## Written problem
Reproduce the listing without alteration, from its first line through the line containing "trend-line — [114, 248, 751, 548]", inclusive, and output nothing beyond that line.

================================

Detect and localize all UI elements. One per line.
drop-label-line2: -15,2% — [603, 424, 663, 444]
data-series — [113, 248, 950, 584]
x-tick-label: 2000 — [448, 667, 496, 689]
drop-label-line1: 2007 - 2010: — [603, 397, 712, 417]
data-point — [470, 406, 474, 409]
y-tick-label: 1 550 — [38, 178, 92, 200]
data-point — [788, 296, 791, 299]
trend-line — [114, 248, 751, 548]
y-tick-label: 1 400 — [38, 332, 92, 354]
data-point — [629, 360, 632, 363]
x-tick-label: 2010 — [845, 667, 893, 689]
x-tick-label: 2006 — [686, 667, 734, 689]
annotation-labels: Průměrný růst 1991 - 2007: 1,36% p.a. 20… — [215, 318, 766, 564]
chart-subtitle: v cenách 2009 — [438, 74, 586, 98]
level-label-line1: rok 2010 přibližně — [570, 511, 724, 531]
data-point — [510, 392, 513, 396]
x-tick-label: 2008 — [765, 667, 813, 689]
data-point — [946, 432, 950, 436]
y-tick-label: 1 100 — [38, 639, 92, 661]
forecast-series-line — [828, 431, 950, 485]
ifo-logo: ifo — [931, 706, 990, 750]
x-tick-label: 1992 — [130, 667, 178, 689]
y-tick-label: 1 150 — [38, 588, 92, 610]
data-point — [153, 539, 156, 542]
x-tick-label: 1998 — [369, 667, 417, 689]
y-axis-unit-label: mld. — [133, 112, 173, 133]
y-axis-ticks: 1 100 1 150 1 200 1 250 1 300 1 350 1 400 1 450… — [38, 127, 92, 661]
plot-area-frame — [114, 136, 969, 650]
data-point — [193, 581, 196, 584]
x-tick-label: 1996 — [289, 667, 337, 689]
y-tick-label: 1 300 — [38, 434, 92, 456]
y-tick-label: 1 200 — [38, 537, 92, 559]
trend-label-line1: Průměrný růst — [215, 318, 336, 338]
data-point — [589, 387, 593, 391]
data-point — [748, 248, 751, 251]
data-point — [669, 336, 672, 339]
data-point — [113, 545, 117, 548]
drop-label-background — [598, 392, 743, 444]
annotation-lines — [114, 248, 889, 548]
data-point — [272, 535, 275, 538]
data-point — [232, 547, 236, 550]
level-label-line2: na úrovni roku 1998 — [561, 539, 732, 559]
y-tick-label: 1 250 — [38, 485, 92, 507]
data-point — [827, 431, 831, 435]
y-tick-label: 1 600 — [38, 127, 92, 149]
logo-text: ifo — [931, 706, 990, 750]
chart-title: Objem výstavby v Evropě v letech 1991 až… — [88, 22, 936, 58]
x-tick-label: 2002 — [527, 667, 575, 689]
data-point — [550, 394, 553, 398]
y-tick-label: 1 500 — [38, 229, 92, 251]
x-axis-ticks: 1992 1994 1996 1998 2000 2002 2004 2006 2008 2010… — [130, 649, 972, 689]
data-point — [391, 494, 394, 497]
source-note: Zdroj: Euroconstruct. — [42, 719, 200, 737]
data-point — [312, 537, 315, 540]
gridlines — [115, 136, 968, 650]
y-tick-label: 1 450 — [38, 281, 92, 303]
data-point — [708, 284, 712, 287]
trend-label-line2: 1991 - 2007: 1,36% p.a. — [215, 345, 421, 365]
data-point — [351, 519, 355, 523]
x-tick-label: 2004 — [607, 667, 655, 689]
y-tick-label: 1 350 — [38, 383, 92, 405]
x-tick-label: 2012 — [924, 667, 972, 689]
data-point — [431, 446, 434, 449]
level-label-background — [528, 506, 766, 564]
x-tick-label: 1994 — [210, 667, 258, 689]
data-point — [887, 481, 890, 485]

================================

## Exercise solution
Detect and localize all UI elements. One per line.
drop-label-line2: -15,2% — [603, 424, 663, 444]
data-series — [113, 248, 950, 584]
x-tick-label: 2000 — [448, 667, 496, 689]
drop-label-line1: 2007 - 2010: — [603, 397, 712, 417]
data-point — [470, 406, 474, 409]
y-tick-label: 1 550 — [38, 178, 92, 200]
data-point — [788, 296, 791, 299]
trend-line — [114, 248, 751, 548]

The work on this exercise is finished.